**DIRECTIVE**
Reproduce each line of the listing exactly.

**PROVIDED ENTRIES**
+===+
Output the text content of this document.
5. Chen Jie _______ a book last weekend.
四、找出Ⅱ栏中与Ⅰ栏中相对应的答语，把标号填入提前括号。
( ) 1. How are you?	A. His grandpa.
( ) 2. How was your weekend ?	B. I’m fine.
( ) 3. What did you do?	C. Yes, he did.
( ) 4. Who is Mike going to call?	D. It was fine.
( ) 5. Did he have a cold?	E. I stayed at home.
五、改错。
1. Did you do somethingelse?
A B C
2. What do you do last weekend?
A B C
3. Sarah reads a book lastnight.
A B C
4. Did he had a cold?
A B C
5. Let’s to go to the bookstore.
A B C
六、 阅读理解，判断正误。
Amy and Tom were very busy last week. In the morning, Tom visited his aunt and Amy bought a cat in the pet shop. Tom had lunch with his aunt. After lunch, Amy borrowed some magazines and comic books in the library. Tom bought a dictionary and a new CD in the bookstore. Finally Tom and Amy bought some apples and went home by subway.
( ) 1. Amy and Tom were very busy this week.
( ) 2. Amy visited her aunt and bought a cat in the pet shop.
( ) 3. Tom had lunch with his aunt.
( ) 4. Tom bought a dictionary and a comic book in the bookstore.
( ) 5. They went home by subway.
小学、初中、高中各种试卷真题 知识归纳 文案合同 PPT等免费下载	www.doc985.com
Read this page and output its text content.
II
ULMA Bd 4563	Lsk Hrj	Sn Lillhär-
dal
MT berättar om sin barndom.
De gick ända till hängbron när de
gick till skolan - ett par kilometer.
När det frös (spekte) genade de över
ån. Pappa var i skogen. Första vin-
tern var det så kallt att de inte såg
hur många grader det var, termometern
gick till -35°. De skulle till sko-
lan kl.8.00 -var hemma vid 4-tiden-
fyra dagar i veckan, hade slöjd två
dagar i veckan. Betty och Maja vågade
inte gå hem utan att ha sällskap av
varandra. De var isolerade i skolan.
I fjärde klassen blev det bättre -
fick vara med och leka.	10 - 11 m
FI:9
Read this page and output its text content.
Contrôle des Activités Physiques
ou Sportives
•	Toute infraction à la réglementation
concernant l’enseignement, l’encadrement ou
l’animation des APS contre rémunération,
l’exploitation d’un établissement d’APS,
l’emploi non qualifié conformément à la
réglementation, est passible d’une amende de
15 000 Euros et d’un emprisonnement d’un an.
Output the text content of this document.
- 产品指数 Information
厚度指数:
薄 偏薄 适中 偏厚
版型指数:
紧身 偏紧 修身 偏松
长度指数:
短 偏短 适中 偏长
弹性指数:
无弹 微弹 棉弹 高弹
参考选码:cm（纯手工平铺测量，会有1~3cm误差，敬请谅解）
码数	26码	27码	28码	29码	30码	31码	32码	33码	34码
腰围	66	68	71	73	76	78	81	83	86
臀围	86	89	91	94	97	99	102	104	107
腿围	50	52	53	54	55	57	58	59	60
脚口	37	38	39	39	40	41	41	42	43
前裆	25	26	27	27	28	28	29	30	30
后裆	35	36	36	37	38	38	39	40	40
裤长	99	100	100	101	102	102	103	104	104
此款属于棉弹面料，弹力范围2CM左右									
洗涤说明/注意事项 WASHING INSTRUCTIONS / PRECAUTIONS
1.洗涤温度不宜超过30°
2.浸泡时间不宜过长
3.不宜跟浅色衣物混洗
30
+===+
**CORRECT OUTPUT**
Output the text content of this document.
5. Chen Jie _______ a book last weekend.
四、找出Ⅱ栏中与Ⅰ栏中相对应的答语，把标号填入提前括号。
( ) 1. How are you?	A. His grandpa.
( ) 2. How was your weekend ?	B. I’m fine.
( ) 3. What did you do?	C. Yes, he did.
( ) 4. Who is Mike going to call?	D. It was fine.
( ) 5. Did he have a cold?	E. I stayed at home.
五、改错。
1. Did you do somethingelse?
A B C
2. What do you do last weekend?
A B C
3. Sarah reads a book lastnight.
A B C
4. Did he had a cold?
A B C
5. Let’s to go to the bookstore.
A B C
六、 阅读理解，判断正误。
Amy and Tom were very busy last week. In the morning, Tom visited his aunt and Amy bought a cat in the pet shop. Tom had lunch with his aunt. After lunch, Amy borrowed some magazines and comic books in the library. Tom bought a dictionary and a new CD in the bookstore. Finally Tom and Amy bought some apples and went home by subway.
( ) 1. Amy and Tom were very busy this week.
( ) 2. Amy visited her aunt and bought a cat in the pet shop.
( ) 3. Tom had lunch with his aunt.
( ) 4. Tom bought a dictionary and a comic book in the bookstore.
( ) 5. They went home by subway.
小学、初中、高中各种试卷真题 知识归纳 文案合同 PPT等免费下载	www.doc985.com
Read this page and output its text content.
II
ULMA Bd 4563	Lsk Hrj	Sn Lillhär-
dal
MT berättar om sin barndom.
De gick ända till hängbron när de
gick till skolan - ett par kilometer.
När det frös (spekte) genade de över
ån. Pappa var i skogen. Första vin-
tern var det så kallt att de inte såg
hur många grader det var, termometern
gick till -35°. De skulle till sko-
lan kl.8.00 -var hemma vid 4-tiden-
fyra dagar i veckan, hade slöjd två
dagar i veckan. Betty och Maja vågade
inte gå hem utan att ha sällskap av
varandra. De var isolerade i skolan.
I fjärde klassen blev det bättre -
fick vara med och leka.	10 - 11 m
FI:9
Read this page and output its text content.
Contrôle des Activités Physiques
ou Sportives
•	Toute infraction à la réglementation
concernant l’enseignement, l’encadrement ou
l’animation des APS contre rémunération,
l’exploitation d’un établissement d’APS,
l’emploi non qualifié conformément à la
réglementation, est passible d’une amende de
15 000 Euros et d’un emprisonnement d’un an.
Output the text content of this document.
- 产品指数 Information
厚度指数:
薄 偏薄 适中 偏厚
版型指数:
紧身 偏紧 修身 偏松
长度指数:
短 偏短 适中 偏长
弹性指数:
无弹 微弹 棉弹 高弹
参考选码:cm（纯手工平铺测量，会有1~3cm误差，敬请谅解）
码数	26码	27码	28码	29码	30码	31码	32码	33码	34码
腰围	66	68	71	73	76	78	81	83	86
臀围	86	89	91	94	97	99	102	104	107
腿围	50	52	53	54	55	57	58	59	60
脚口	37	38	39	39	40	41	41	42	43
前裆	25	26	27	27	28	28	29	30	30
后裆	35	36	36	37	38	38	39	40	40
裤长	99	100	100	101	102	102	103	104	104
此款属于棉弹面料，弹力范围2CM左右									
洗涤说明/注意事项 WASHING INSTRUCTIONS / PRECAUTIONS
1.洗涤温度不宜超过30°
2.浸泡时间不宜过长
3.不宜跟浅色衣物混洗
30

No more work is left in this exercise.